Exercise:
Go through the entries below and copy each line containing the word "JSON".

Data entries:
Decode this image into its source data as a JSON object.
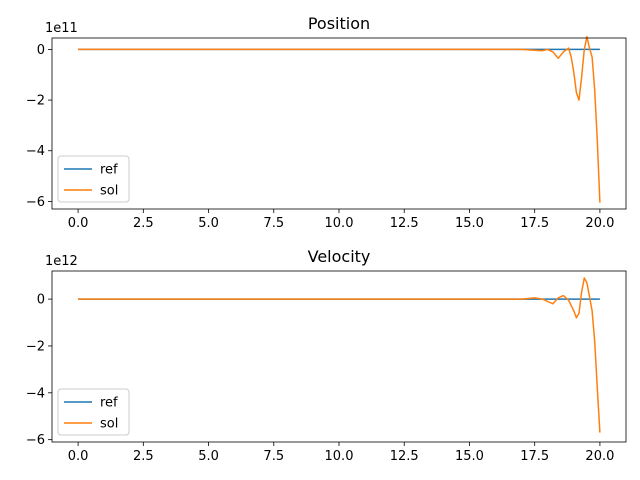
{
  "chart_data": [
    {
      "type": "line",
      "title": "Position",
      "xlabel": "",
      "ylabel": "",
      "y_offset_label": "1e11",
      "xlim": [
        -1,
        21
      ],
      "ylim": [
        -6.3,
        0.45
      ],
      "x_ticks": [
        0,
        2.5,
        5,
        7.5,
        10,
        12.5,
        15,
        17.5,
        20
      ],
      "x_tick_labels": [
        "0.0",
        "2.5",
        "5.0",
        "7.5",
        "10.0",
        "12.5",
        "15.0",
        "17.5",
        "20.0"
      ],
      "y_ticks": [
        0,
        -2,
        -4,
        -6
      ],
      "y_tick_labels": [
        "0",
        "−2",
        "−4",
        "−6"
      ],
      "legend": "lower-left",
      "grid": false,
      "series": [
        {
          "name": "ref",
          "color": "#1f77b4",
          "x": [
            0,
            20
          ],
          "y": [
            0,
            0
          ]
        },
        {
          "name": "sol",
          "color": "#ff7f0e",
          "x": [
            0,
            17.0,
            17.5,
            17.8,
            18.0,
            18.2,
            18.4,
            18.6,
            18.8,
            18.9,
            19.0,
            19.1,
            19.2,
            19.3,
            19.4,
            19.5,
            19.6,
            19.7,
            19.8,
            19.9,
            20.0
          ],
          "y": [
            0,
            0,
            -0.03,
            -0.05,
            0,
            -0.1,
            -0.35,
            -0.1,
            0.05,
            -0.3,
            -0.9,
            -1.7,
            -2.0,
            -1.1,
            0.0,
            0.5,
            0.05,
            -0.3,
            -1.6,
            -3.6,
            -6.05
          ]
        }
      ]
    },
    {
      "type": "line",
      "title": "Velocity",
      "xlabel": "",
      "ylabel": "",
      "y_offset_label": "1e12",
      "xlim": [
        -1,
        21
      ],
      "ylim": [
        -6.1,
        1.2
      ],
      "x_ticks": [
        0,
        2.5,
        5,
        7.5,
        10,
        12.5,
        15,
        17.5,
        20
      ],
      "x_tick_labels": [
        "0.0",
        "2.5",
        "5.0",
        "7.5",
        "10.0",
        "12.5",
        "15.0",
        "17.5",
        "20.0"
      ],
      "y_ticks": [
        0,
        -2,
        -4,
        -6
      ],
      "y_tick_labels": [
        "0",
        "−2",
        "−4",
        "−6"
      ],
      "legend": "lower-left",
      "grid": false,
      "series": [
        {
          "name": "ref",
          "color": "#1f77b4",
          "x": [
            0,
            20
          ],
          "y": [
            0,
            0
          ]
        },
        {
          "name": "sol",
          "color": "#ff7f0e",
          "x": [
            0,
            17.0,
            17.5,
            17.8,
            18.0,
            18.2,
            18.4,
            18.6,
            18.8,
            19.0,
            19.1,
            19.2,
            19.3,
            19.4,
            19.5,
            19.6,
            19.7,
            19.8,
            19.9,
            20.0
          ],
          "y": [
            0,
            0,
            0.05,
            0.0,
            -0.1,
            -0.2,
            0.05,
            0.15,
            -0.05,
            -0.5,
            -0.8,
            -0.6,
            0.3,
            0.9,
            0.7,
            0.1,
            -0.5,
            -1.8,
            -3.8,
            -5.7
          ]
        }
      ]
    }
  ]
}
...
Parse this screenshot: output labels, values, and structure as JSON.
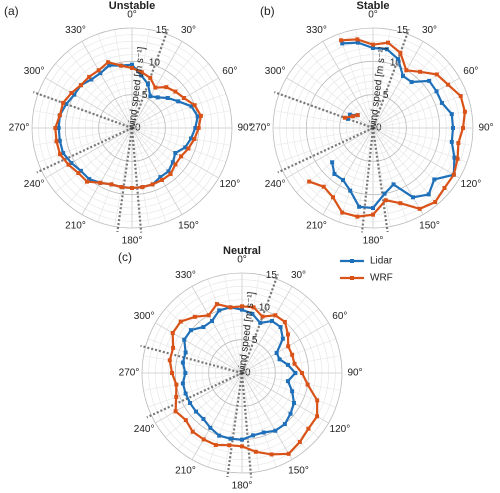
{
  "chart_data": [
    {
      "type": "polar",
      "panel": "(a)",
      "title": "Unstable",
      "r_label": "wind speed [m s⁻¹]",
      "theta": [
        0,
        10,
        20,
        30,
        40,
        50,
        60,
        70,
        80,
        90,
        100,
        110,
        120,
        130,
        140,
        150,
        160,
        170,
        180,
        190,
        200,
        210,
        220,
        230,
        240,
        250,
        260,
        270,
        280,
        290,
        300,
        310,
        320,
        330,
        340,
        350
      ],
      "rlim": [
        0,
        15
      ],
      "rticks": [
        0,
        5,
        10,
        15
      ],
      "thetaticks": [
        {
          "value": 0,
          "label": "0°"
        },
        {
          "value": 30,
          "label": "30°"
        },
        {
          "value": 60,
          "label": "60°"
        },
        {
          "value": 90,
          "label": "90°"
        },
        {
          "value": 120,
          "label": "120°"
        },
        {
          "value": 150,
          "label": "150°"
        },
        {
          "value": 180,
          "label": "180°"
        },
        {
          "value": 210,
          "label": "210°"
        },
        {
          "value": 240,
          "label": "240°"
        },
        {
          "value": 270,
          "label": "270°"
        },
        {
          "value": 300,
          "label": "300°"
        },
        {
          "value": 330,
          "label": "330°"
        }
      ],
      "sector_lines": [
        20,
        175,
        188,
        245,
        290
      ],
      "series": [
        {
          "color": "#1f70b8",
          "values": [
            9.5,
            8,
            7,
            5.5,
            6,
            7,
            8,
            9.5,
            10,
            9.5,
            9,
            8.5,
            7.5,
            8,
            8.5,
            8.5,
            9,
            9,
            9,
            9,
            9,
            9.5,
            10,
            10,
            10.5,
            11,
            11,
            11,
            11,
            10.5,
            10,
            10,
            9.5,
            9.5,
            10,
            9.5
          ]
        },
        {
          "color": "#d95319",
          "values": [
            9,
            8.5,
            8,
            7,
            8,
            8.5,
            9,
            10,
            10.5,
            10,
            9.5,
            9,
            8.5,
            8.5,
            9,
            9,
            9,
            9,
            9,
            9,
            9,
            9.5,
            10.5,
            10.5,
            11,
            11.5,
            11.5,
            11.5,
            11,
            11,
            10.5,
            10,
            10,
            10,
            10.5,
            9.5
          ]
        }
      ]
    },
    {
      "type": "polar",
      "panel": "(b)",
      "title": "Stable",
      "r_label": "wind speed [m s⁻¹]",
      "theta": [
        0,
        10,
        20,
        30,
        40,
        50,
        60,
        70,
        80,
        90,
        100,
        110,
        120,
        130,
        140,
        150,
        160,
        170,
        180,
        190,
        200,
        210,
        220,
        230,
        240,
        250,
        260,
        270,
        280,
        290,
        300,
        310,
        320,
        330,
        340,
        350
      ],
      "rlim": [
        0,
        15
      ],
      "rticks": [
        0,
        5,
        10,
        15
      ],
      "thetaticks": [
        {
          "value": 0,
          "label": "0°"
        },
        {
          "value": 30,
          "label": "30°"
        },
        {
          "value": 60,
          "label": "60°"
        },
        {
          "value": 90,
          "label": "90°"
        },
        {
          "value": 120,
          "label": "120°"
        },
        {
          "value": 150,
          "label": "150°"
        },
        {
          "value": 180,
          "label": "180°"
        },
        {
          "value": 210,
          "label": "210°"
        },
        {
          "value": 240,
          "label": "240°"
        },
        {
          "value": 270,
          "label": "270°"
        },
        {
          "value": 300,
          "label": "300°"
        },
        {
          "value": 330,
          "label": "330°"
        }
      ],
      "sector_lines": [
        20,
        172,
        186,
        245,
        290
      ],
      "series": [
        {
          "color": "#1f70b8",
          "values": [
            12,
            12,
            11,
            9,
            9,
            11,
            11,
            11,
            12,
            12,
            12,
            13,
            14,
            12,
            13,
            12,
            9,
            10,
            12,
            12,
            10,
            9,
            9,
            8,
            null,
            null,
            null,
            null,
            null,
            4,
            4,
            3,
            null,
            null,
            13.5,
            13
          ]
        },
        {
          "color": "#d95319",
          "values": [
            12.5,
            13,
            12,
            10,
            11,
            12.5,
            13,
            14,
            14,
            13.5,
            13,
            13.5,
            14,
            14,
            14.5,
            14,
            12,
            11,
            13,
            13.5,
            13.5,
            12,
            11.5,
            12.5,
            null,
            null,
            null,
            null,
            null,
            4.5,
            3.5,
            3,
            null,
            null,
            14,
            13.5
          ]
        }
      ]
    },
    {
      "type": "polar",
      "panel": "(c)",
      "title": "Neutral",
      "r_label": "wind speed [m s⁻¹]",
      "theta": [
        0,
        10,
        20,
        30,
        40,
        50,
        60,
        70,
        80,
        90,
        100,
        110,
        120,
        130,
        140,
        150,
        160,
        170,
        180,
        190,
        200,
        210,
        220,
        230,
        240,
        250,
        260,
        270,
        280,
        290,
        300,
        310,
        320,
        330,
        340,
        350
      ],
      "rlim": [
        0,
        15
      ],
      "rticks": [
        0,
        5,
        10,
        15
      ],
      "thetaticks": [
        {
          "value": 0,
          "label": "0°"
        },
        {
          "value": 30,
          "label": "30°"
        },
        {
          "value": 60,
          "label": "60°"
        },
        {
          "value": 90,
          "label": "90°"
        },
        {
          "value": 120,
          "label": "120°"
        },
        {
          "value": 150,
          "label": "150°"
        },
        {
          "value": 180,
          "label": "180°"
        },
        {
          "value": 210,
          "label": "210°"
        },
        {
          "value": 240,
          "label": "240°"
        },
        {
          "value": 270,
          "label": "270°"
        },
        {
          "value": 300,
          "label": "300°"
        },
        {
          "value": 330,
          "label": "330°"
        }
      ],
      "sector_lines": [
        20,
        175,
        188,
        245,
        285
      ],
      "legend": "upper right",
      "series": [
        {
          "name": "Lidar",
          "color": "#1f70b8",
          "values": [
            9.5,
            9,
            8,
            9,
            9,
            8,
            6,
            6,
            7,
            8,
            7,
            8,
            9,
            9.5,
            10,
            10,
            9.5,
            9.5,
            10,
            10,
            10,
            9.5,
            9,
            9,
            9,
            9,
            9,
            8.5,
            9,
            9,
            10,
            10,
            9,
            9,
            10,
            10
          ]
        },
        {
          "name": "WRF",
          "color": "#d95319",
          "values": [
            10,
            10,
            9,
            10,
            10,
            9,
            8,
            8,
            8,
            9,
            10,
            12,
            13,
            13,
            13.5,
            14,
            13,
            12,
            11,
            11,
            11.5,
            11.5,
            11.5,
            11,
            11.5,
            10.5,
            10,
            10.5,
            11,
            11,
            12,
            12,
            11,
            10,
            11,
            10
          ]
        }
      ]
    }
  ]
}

Solution to the exercise:
Decode this image into its source data as a JSON object.
Parse this screenshot: output labels, values, and structure as JSON.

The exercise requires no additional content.